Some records
--- start ---
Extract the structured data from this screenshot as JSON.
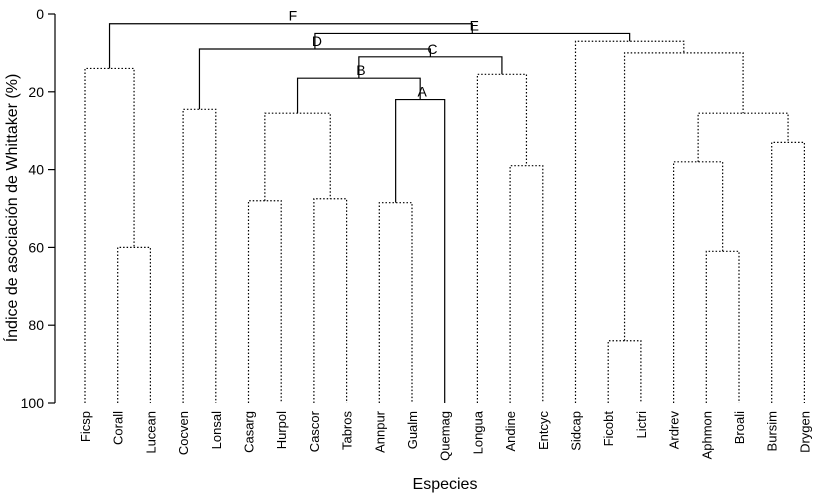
{
  "chart_data": {
    "type": "dendrogram",
    "ylabel": "Índice de asociación de Whittaker (%)",
    "xlabel": "Especies",
    "ylim": [
      0,
      100
    ],
    "yticks": [
      "0",
      "20",
      "40",
      "60",
      "80",
      "100"
    ],
    "leaves": [
      "Ficsp",
      "Corall",
      "Lucean",
      "Cocven",
      "Lonsal",
      "Casarg",
      "Hurpol",
      "Cascor",
      "Tabros",
      "Annpur",
      "Gualm",
      "Quemag",
      "Longua",
      "Andine",
      "Entcyc",
      "Sidcap",
      "Ficobt",
      "Lictri",
      "Ardrev",
      "Aphmon",
      "Broali",
      "Bursim",
      "Drygen"
    ],
    "merges": [
      {
        "id": "n1",
        "children": [
          "Corall",
          "Lucean"
        ],
        "height": 60,
        "style": "dotted"
      },
      {
        "id": "n2",
        "children": [
          "Ficsp",
          "n1"
        ],
        "height": 14,
        "style": "dotted"
      },
      {
        "id": "n3",
        "children": [
          "Cocven",
          "Lonsal"
        ],
        "height": 24.5,
        "style": "dotted"
      },
      {
        "id": "n4",
        "children": [
          "Casarg",
          "Hurpol"
        ],
        "height": 48,
        "style": "dotted"
      },
      {
        "id": "n5",
        "children": [
          "Cascor",
          "Tabros"
        ],
        "height": 47.5,
        "style": "dotted"
      },
      {
        "id": "n6",
        "children": [
          "n4",
          "n5"
        ],
        "height": 25.5,
        "style": "dotted"
      },
      {
        "id": "n7",
        "children": [
          "Annpur",
          "Gualm"
        ],
        "height": 48.5,
        "style": "dotted"
      },
      {
        "id": "n8",
        "children": [
          "n7",
          "Quemag"
        ],
        "height": 22,
        "style": "solid",
        "label": "A"
      },
      {
        "id": "n9",
        "children": [
          "n6",
          "n8"
        ],
        "height": 16.5,
        "style": "solid",
        "label": "B"
      },
      {
        "id": "n10",
        "children": [
          "Andine",
          "Entcyc"
        ],
        "height": 39,
        "style": "dotted"
      },
      {
        "id": "n11",
        "children": [
          "Longua",
          "n10"
        ],
        "height": 15.5,
        "style": "dotted"
      },
      {
        "id": "n12",
        "children": [
          "n9",
          "n11"
        ],
        "height": 11,
        "style": "solid",
        "label": "C"
      },
      {
        "id": "n13",
        "children": [
          "n3",
          "n12"
        ],
        "height": 9,
        "style": "solid",
        "label": "D"
      },
      {
        "id": "n14",
        "children": [
          "Ficobt",
          "Lictri"
        ],
        "height": 84,
        "style": "dotted"
      },
      {
        "id": "n15",
        "children": [
          "Aphmon",
          "Broali"
        ],
        "height": 61,
        "style": "dotted"
      },
      {
        "id": "n16",
        "children": [
          "Ardrev",
          "n15"
        ],
        "height": 38,
        "style": "dotted"
      },
      {
        "id": "n17",
        "children": [
          "Bursim",
          "Drygen"
        ],
        "height": 33,
        "style": "dotted"
      },
      {
        "id": "n18",
        "children": [
          "n16",
          "n17"
        ],
        "height": 25.5,
        "style": "dotted"
      },
      {
        "id": "n19",
        "children": [
          "n14",
          "n18"
        ],
        "height": 10,
        "style": "dotted"
      },
      {
        "id": "n20",
        "children": [
          "Sidcap",
          "n19"
        ],
        "height": 7,
        "style": "dotted"
      },
      {
        "id": "n21",
        "children": [
          "n13",
          "n20"
        ],
        "height": 5,
        "style": "solid",
        "label": "E"
      },
      {
        "id": "n22",
        "children": [
          "n2",
          "n21"
        ],
        "height": 2.5,
        "style": "solid",
        "label": "F"
      }
    ],
    "grid": false,
    "legend": "none"
  }
}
--- end ---
Exercise task
Copy the data exactly. Any picture it contains is to be omitted.

Result for this exercise
Extract the structured data from this screenshot as JSON.
{
  "chart_data": {
    "type": "dendrogram",
    "ylabel": "Índice de asociación de Whittaker (%)",
    "xlabel": "Especies",
    "ylim": [
      0,
      100
    ],
    "yticks": [
      "0",
      "20",
      "40",
      "60",
      "80",
      "100"
    ],
    "leaves": [
      "Ficsp",
      "Corall",
      "Lucean",
      "Cocven",
      "Lonsal",
      "Casarg",
      "Hurpol",
      "Cascor",
      "Tabros",
      "Annpur",
      "Gualm",
      "Quemag",
      "Longua",
      "Andine",
      "Entcyc",
      "Sidcap",
      "Ficobt",
      "Lictri",
      "Ardrev",
      "Aphmon",
      "Broali",
      "Bursim",
      "Drygen"
    ],
    "merges": [
      {
        "id": "n1",
        "children": [
          "Corall",
          "Lucean"
        ],
        "height": 60,
        "style": "dotted"
      },
      {
        "id": "n2",
        "children": [
          "Ficsp",
          "n1"
        ],
        "height": 14,
        "style": "dotted"
      },
      {
        "id": "n3",
        "children": [
          "Cocven",
          "Lonsal"
        ],
        "height": 24.5,
        "style": "dotted"
      },
      {
        "id": "n4",
        "children": [
          "Casarg",
          "Hurpol"
        ],
        "height": 48,
        "style": "dotted"
      },
      {
        "id": "n5",
        "children": [
          "Cascor",
          "Tabros"
        ],
        "height": 47.5,
        "style": "dotted"
      },
      {
        "id": "n6",
        "children": [
          "n4",
          "n5"
        ],
        "height": 25.5,
        "style": "dotted"
      },
      {
        "id": "n7",
        "children": [
          "Annpur",
          "Gualm"
        ],
        "height": 48.5,
        "style": "dotted"
      },
      {
        "id": "n8",
        "children": [
          "n7",
          "Quemag"
        ],
        "height": 22,
        "style": "solid",
        "label": "A"
      },
      {
        "id": "n9",
        "children": [
          "n6",
          "n8"
        ],
        "height": 16.5,
        "style": "solid",
        "label": "B"
      },
      {
        "id": "n10",
        "children": [
          "Andine",
          "Entcyc"
        ],
        "height": 39,
        "style": "dotted"
      },
      {
        "id": "n11",
        "children": [
          "Longua",
          "n10"
        ],
        "height": 15.5,
        "style": "dotted"
      },
      {
        "id": "n12",
        "children": [
          "n9",
          "n11"
        ],
        "height": 11,
        "style": "solid",
        "label": "C"
      },
      {
        "id": "n13",
        "children": [
          "n3",
          "n12"
        ],
        "height": 9,
        "style": "solid",
        "label": "D"
      },
      {
        "id": "n14",
        "children": [
          "Ficobt",
          "Lictri"
        ],
        "height": 84,
        "style": "dotted"
      },
      {
        "id": "n15",
        "children": [
          "Aphmon",
          "Broali"
        ],
        "height": 61,
        "style": "dotted"
      },
      {
        "id": "n16",
        "children": [
          "Ardrev",
          "n15"
        ],
        "height": 38,
        "style": "dotted"
      },
      {
        "id": "n17",
        "children": [
          "Bursim",
          "Drygen"
        ],
        "height": 33,
        "style": "dotted"
      },
      {
        "id": "n18",
        "children": [
          "n16",
          "n17"
        ],
        "height": 25.5,
        "style": "dotted"
      },
      {
        "id": "n19",
        "children": [
          "n14",
          "n18"
        ],
        "height": 10,
        "style": "dotted"
      },
      {
        "id": "n20",
        "children": [
          "Sidcap",
          "n19"
        ],
        "height": 7,
        "style": "dotted"
      },
      {
        "id": "n21",
        "children": [
          "n13",
          "n20"
        ],
        "height": 5,
        "style": "solid",
        "label": "E"
      },
      {
        "id": "n22",
        "children": [
          "n2",
          "n21"
        ],
        "height": 2.5,
        "style": "solid",
        "label": "F"
      }
    ],
    "grid": false,
    "legend": "none"
  }
}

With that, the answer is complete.